** begin **

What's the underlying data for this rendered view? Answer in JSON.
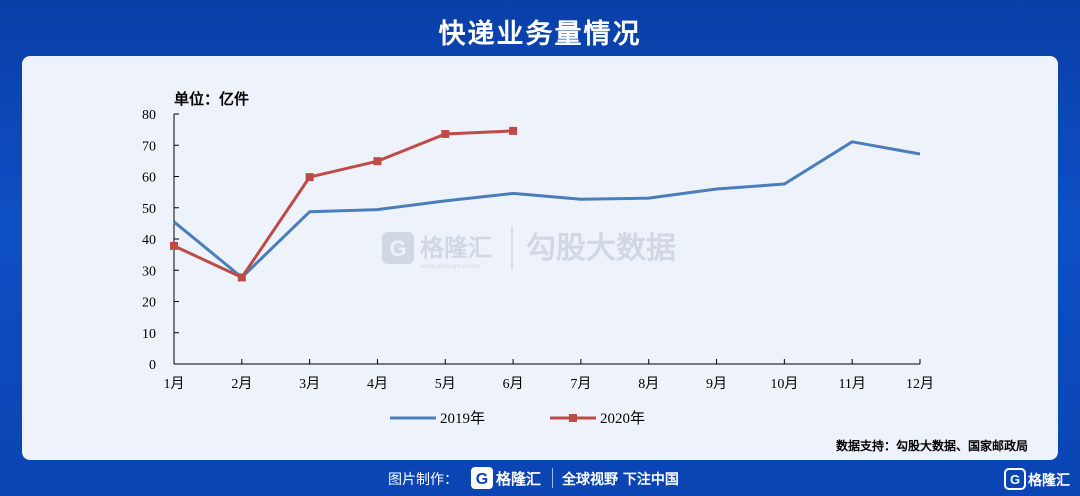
{
  "title": "快递业务量情况",
  "chart_data": {
    "type": "line",
    "unit_label": "单位：亿件",
    "categories": [
      "1月",
      "2月",
      "3月",
      "4月",
      "5月",
      "6月",
      "7月",
      "8月",
      "9月",
      "10月",
      "11月",
      "12月"
    ],
    "ylim": [
      0,
      80
    ],
    "yticks": [
      0,
      10,
      20,
      30,
      40,
      50,
      60,
      70,
      80
    ],
    "series": [
      {
        "name": "2019年",
        "color": "#4a7ebb",
        "marker": "none",
        "values": [
          45.5,
          27.7,
          48.7,
          49.4,
          52.2,
          54.6,
          52.7,
          53.1,
          56.0,
          57.6,
          71.1,
          67.2
        ]
      },
      {
        "name": "2020年",
        "color": "#be4b48",
        "marker": "square",
        "values": [
          37.8,
          27.7,
          59.8,
          64.9,
          73.6,
          74.6,
          null,
          null,
          null,
          null,
          null,
          null
        ]
      }
    ],
    "legend_position": "bottom-center",
    "source": "数据支持：勾股大数据、国家邮政局"
  },
  "watermark": {
    "brand": "格隆汇",
    "url": "www.gelonghui.com",
    "product": "勾股大数据"
  },
  "footer": {
    "made_by": "图片制作：",
    "logo_text": "格隆汇",
    "slogan": "全球视野 下注中国",
    "brand_right": "格隆汇"
  }
}
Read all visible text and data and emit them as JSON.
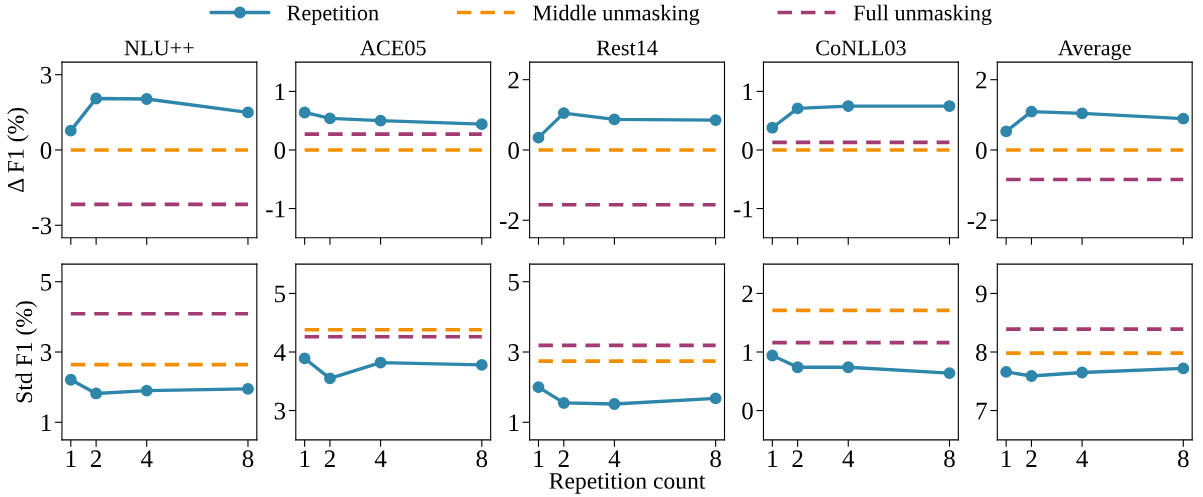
{
  "chart_data": [
    {
      "type": "line",
      "title": "NLU++",
      "ylabel": "Δ F1 (%)",
      "x": [
        1,
        2,
        4,
        8
      ],
      "xlim": [
        0.65,
        8.35
      ],
      "xticks": [
        1,
        2,
        4,
        8
      ],
      "ylim": [
        -3.5,
        3.5
      ],
      "yticks": [
        {
          "value": -3,
          "label": "-3"
        },
        0,
        3
      ],
      "tick_labels": "y",
      "legend": "top",
      "series": [
        {
          "name": "Repetition",
          "color": "#2e86ab",
          "marker": "circle",
          "line_style": "solid",
          "values": [
            0.77,
            2.05,
            2.03,
            1.5
          ]
        },
        {
          "name": "Middle unmasking",
          "color": "#f18f01",
          "marker": "none",
          "line_style": "dashed",
          "values": [
            0,
            0,
            0,
            0
          ]
        },
        {
          "name": "Full unmasking",
          "color": "#a23b72",
          "marker": "none",
          "line_style": "dashed",
          "values": [
            -2.17,
            -2.17,
            -2.17,
            -2.17
          ]
        }
      ]
    },
    {
      "type": "line",
      "title": "ACE05",
      "x": [
        1,
        2,
        4,
        8
      ],
      "xlim": [
        0.65,
        8.35
      ],
      "xticks": [
        1,
        2,
        4,
        8
      ],
      "ylim": [
        -1.5,
        1.5
      ],
      "yticks": [
        {
          "value": -1,
          "label": "-1"
        },
        0,
        1
      ],
      "tick_labels": "y",
      "series": [
        {
          "color": "#2e86ab",
          "marker": "circle",
          "line_style": "solid",
          "values": [
            0.64,
            0.54,
            0.5,
            0.44
          ]
        },
        {
          "color": "#f18f01",
          "marker": "none",
          "line_style": "dashed",
          "values": [
            0,
            0,
            0,
            0
          ]
        },
        {
          "color": "#a23b72",
          "marker": "none",
          "line_style": "dashed",
          "values": [
            0.27,
            0.27,
            0.27,
            0.27
          ]
        }
      ]
    },
    {
      "type": "line",
      "title": "Rest14",
      "x": [
        1,
        2,
        4,
        8
      ],
      "xlim": [
        0.65,
        8.35
      ],
      "xticks": [
        1,
        2,
        4,
        8
      ],
      "ylim": [
        -2.5,
        2.5
      ],
      "yticks": [
        {
          "value": -2,
          "label": "-2"
        },
        0,
        2
      ],
      "tick_labels": "y",
      "series": [
        {
          "color": "#2e86ab",
          "marker": "circle",
          "line_style": "solid",
          "values": [
            0.35,
            1.05,
            0.87,
            0.85
          ]
        },
        {
          "color": "#f18f01",
          "marker": "none",
          "line_style": "dashed",
          "values": [
            0,
            0,
            0,
            0
          ]
        },
        {
          "color": "#a23b72",
          "marker": "none",
          "line_style": "dashed",
          "values": [
            -1.56,
            -1.56,
            -1.56,
            -1.56
          ]
        }
      ]
    },
    {
      "type": "line",
      "title": "CoNLL03",
      "x": [
        1,
        2,
        4,
        8
      ],
      "xlim": [
        0.65,
        8.35
      ],
      "xticks": [
        1,
        2,
        4,
        8
      ],
      "ylim": [
        -1.5,
        1.5
      ],
      "yticks": [
        {
          "value": -1,
          "label": "-1"
        },
        0,
        1
      ],
      "tick_labels": "y",
      "series": [
        {
          "color": "#2e86ab",
          "marker": "circle",
          "line_style": "solid",
          "values": [
            0.38,
            0.71,
            0.75,
            0.75
          ]
        },
        {
          "color": "#f18f01",
          "marker": "none",
          "line_style": "dashed",
          "values": [
            0,
            0,
            0,
            0
          ]
        },
        {
          "color": "#a23b72",
          "marker": "none",
          "line_style": "dashed",
          "values": [
            0.13,
            0.13,
            0.13,
            0.13
          ]
        }
      ]
    },
    {
      "type": "line",
      "title": "Average",
      "x": [
        1,
        2,
        4,
        8
      ],
      "xlim": [
        0.65,
        8.35
      ],
      "xticks": [
        1,
        2,
        4,
        8
      ],
      "ylim": [
        -2.5,
        2.5
      ],
      "yticks": [
        {
          "value": -2,
          "label": "-2"
        },
        0,
        2
      ],
      "tick_labels": "y",
      "series": [
        {
          "color": "#2e86ab",
          "marker": "circle",
          "line_style": "solid",
          "values": [
            0.53,
            1.09,
            1.04,
            0.89
          ]
        },
        {
          "color": "#f18f01",
          "marker": "none",
          "line_style": "dashed",
          "values": [
            0,
            0,
            0,
            0
          ]
        },
        {
          "color": "#a23b72",
          "marker": "none",
          "line_style": "dashed",
          "values": [
            -0.84,
            -0.84,
            -0.84,
            -0.84
          ]
        }
      ]
    },
    {
      "type": "line",
      "ylabel": "Std F1 (%)",
      "x": [
        1,
        2,
        4,
        8
      ],
      "xlim": [
        0.65,
        8.35
      ],
      "xticks": [
        1,
        2,
        4,
        8
      ],
      "ylim": [
        0.5,
        5.5
      ],
      "yticks": [
        1,
        3,
        5
      ],
      "series": [
        {
          "color": "#2e86ab",
          "marker": "circle",
          "line_style": "solid",
          "values": [
            2.21,
            1.82,
            1.9,
            1.95
          ]
        },
        {
          "color": "#f18f01",
          "marker": "none",
          "line_style": "dashed",
          "values": [
            2.64,
            2.64,
            2.64,
            2.64
          ]
        },
        {
          "color": "#a23b72",
          "marker": "none",
          "line_style": "dashed",
          "values": [
            4.09,
            4.09,
            4.09,
            4.09
          ]
        }
      ]
    },
    {
      "type": "line",
      "x": [
        1,
        2,
        4,
        8
      ],
      "xlim": [
        0.65,
        8.35
      ],
      "xticks": [
        1,
        2,
        4,
        8
      ],
      "ylim": [
        2.5,
        5.5
      ],
      "yticks": [
        3,
        4,
        5
      ],
      "series": [
        {
          "color": "#2e86ab",
          "marker": "circle",
          "line_style": "solid",
          "values": [
            3.89,
            3.55,
            3.82,
            3.78
          ]
        },
        {
          "color": "#f18f01",
          "marker": "none",
          "line_style": "dashed",
          "values": [
            4.38,
            4.38,
            4.38,
            4.38
          ]
        },
        {
          "color": "#a23b72",
          "marker": "none",
          "line_style": "dashed",
          "values": [
            4.26,
            4.26,
            4.26,
            4.26
          ]
        }
      ]
    },
    {
      "type": "line",
      "xlabel": "Repetition count",
      "x": [
        1,
        2,
        4,
        8
      ],
      "xlim": [
        0.65,
        8.35
      ],
      "xticks": [
        1,
        2,
        4,
        8
      ],
      "ylim": [
        0.5,
        5.5
      ],
      "yticks": [
        1,
        3,
        5
      ],
      "series": [
        {
          "color": "#2e86ab",
          "marker": "circle",
          "line_style": "solid",
          "values": [
            2.0,
            1.55,
            1.52,
            1.68
          ]
        },
        {
          "color": "#f18f01",
          "marker": "none",
          "line_style": "dashed",
          "values": [
            2.74,
            2.74,
            2.74,
            2.74
          ]
        },
        {
          "color": "#a23b72",
          "marker": "none",
          "line_style": "dashed",
          "values": [
            3.19,
            3.19,
            3.19,
            3.19
          ]
        }
      ]
    },
    {
      "type": "line",
      "x": [
        1,
        2,
        4,
        8
      ],
      "xlim": [
        0.65,
        8.35
      ],
      "xticks": [
        1,
        2,
        4,
        8
      ],
      "ylim": [
        -0.5,
        2.5
      ],
      "yticks": [
        0,
        1,
        2
      ],
      "series": [
        {
          "color": "#2e86ab",
          "marker": "circle",
          "line_style": "solid",
          "values": [
            0.94,
            0.74,
            0.74,
            0.64
          ]
        },
        {
          "color": "#f18f01",
          "marker": "none",
          "line_style": "dashed",
          "values": [
            1.71,
            1.71,
            1.71,
            1.71
          ]
        },
        {
          "color": "#a23b72",
          "marker": "none",
          "line_style": "dashed",
          "values": [
            1.16,
            1.16,
            1.16,
            1.16
          ]
        }
      ]
    },
    {
      "type": "line",
      "x": [
        1,
        2,
        4,
        8
      ],
      "xlim": [
        0.65,
        8.35
      ],
      "xticks": [
        1,
        2,
        4,
        8
      ],
      "ylim": [
        6.5,
        9.5
      ],
      "yticks": [
        7,
        8,
        9
      ],
      "series": [
        {
          "color": "#2e86ab",
          "marker": "circle",
          "line_style": "solid",
          "values": [
            7.66,
            7.59,
            7.65,
            7.72
          ]
        },
        {
          "color": "#f18f01",
          "marker": "none",
          "line_style": "dashed",
          "values": [
            7.98,
            7.98,
            7.98,
            7.98
          ]
        },
        {
          "color": "#a23b72",
          "marker": "none",
          "line_style": "dashed",
          "values": [
            8.39,
            8.39,
            8.39,
            8.39
          ]
        }
      ]
    }
  ]
}
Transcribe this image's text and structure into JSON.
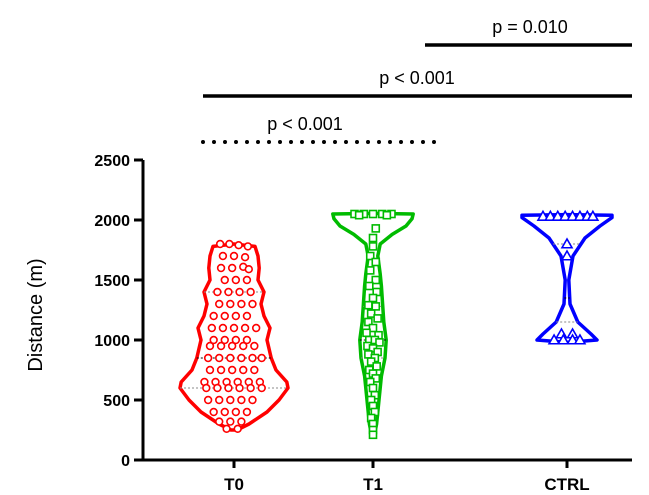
{
  "chart_data": {
    "type": "violin",
    "ylabel": "Distance (m)",
    "ylim": [
      0,
      2500
    ],
    "yticks": [
      "0",
      "500",
      "1000",
      "1500",
      "2000",
      "2500"
    ],
    "ytick_values": [
      0,
      500,
      1000,
      1500,
      2000,
      2500
    ],
    "categories": [
      "T0",
      "T1",
      "CTRL"
    ],
    "groups": [
      {
        "name": "T0",
        "color": "#ff0000",
        "marker": "circle",
        "min": 250,
        "max": 1800,
        "q1": 600,
        "median": 850,
        "q3": 1400,
        "points": [
          [
            -0.15,
            1800
          ],
          [
            -0.05,
            1800
          ],
          [
            0.05,
            1790
          ],
          [
            0.15,
            1780
          ],
          [
            -0.12,
            1700
          ],
          [
            0.0,
            1700
          ],
          [
            0.12,
            1690
          ],
          [
            -0.14,
            1600
          ],
          [
            -0.02,
            1600
          ],
          [
            0.1,
            1610
          ],
          [
            0.16,
            1590
          ],
          [
            -0.1,
            1500
          ],
          [
            0.02,
            1500
          ],
          [
            0.14,
            1500
          ],
          [
            -0.18,
            1400
          ],
          [
            -0.06,
            1400
          ],
          [
            0.06,
            1400
          ],
          [
            0.18,
            1400
          ],
          [
            -0.16,
            1300
          ],
          [
            -0.04,
            1300
          ],
          [
            0.08,
            1300
          ],
          [
            0.2,
            1300
          ],
          [
            -0.22,
            1200
          ],
          [
            -0.1,
            1200
          ],
          [
            0.02,
            1200
          ],
          [
            0.14,
            1200
          ],
          [
            -0.24,
            1100
          ],
          [
            -0.12,
            1100
          ],
          [
            0.0,
            1100
          ],
          [
            0.12,
            1100
          ],
          [
            0.24,
            1100
          ],
          [
            -0.22,
            1000
          ],
          [
            -0.1,
            1000
          ],
          [
            0.02,
            1000
          ],
          [
            0.14,
            1000
          ],
          [
            -0.26,
            950
          ],
          [
            -0.14,
            950
          ],
          [
            -0.02,
            950
          ],
          [
            0.1,
            950
          ],
          [
            0.22,
            950
          ],
          [
            -0.28,
            850
          ],
          [
            -0.16,
            850
          ],
          [
            -0.04,
            850
          ],
          [
            0.08,
            850
          ],
          [
            0.2,
            850
          ],
          [
            0.3,
            850
          ],
          [
            -0.26,
            750
          ],
          [
            -0.14,
            750
          ],
          [
            -0.02,
            750
          ],
          [
            0.1,
            750
          ],
          [
            0.22,
            750
          ],
          [
            -0.32,
            650
          ],
          [
            -0.2,
            650
          ],
          [
            -0.08,
            650
          ],
          [
            0.04,
            650
          ],
          [
            0.16,
            650
          ],
          [
            0.28,
            650
          ],
          [
            -0.3,
            600
          ],
          [
            -0.18,
            600
          ],
          [
            -0.06,
            600
          ],
          [
            0.06,
            600
          ],
          [
            0.18,
            600
          ],
          [
            0.3,
            600
          ],
          [
            -0.28,
            500
          ],
          [
            -0.16,
            500
          ],
          [
            -0.04,
            500
          ],
          [
            0.08,
            500
          ],
          [
            0.2,
            500
          ],
          [
            -0.22,
            400
          ],
          [
            -0.1,
            400
          ],
          [
            0.02,
            400
          ],
          [
            0.14,
            400
          ],
          [
            -0.16,
            320
          ],
          [
            -0.04,
            320
          ],
          [
            0.08,
            320
          ],
          [
            -0.08,
            260
          ],
          [
            0.04,
            260
          ]
        ]
      },
      {
        "name": "T1",
        "color": "#00bb00",
        "marker": "square",
        "min": 200,
        "max": 2050,
        "q1": 850,
        "median": 1000,
        "q3": 1280,
        "points": [
          [
            -0.2,
            2050
          ],
          [
            -0.1,
            2050
          ],
          [
            0.0,
            2050
          ],
          [
            0.1,
            2050
          ],
          [
            0.2,
            2050
          ],
          [
            -0.15,
            2040
          ],
          [
            0.15,
            2040
          ],
          [
            0.03,
            1930
          ],
          [
            0.0,
            1850
          ],
          [
            0.0,
            1780
          ],
          [
            -0.03,
            1700
          ],
          [
            0.03,
            1650
          ],
          [
            -0.03,
            1580
          ],
          [
            0.03,
            1500
          ],
          [
            -0.04,
            1450
          ],
          [
            0.04,
            1400
          ],
          [
            0.0,
            1350
          ],
          [
            -0.05,
            1290
          ],
          [
            0.03,
            1280
          ],
          [
            -0.02,
            1220
          ],
          [
            0.05,
            1180
          ],
          [
            -0.05,
            1150
          ],
          [
            0.0,
            1100
          ],
          [
            -0.07,
            1060
          ],
          [
            0.06,
            1040
          ],
          [
            -0.04,
            1000
          ],
          [
            0.02,
            1000
          ],
          [
            0.07,
            980
          ],
          [
            -0.06,
            950
          ],
          [
            0.0,
            930
          ],
          [
            0.05,
            900
          ],
          [
            -0.05,
            880
          ],
          [
            0.02,
            850
          ],
          [
            -0.02,
            820
          ],
          [
            0.04,
            780
          ],
          [
            -0.04,
            750
          ],
          [
            0.0,
            720
          ],
          [
            0.03,
            680
          ],
          [
            -0.03,
            650
          ],
          [
            0.0,
            600
          ],
          [
            0.02,
            540
          ],
          [
            -0.02,
            500
          ],
          [
            0.0,
            450
          ],
          [
            0.02,
            400
          ],
          [
            -0.02,
            350
          ],
          [
            0.0,
            300
          ],
          [
            0.0,
            250
          ],
          [
            0.0,
            210
          ]
        ]
      },
      {
        "name": "CTRL",
        "color": "#0000ff",
        "marker": "triangle",
        "min": 1000,
        "max": 2050,
        "q1": 1150,
        "median": 1350,
        "q3": 1800,
        "points": [
          [
            -0.26,
            2030
          ],
          [
            -0.18,
            2030
          ],
          [
            -0.1,
            2030
          ],
          [
            -0.02,
            2030
          ],
          [
            0.06,
            2030
          ],
          [
            0.14,
            2030
          ],
          [
            0.22,
            2030
          ],
          [
            0.28,
            2030
          ],
          [
            0.0,
            1800
          ],
          [
            0.0,
            1700
          ],
          [
            -0.06,
            1050
          ],
          [
            0.06,
            1050
          ],
          [
            -0.14,
            1000
          ],
          [
            -0.04,
            1000
          ],
          [
            0.06,
            1000
          ],
          [
            0.14,
            1000
          ]
        ]
      }
    ],
    "significance": [
      {
        "label": "p = 0.010",
        "from": "T1",
        "to": "CTRL",
        "style": "solid"
      },
      {
        "label": "p < 0.001",
        "from": "T0",
        "to": "CTRL",
        "style": "solid"
      },
      {
        "label": "p < 0.001",
        "from": "T0",
        "to": "T1",
        "style": "dotted"
      }
    ]
  }
}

** end **

Given exercise >> Each line holding "勾股大数据" must be found and copied.

Exercise output >>
    "source": "数据支持：勾股大数据、国家邮政局"
    "product": "勾股大数据"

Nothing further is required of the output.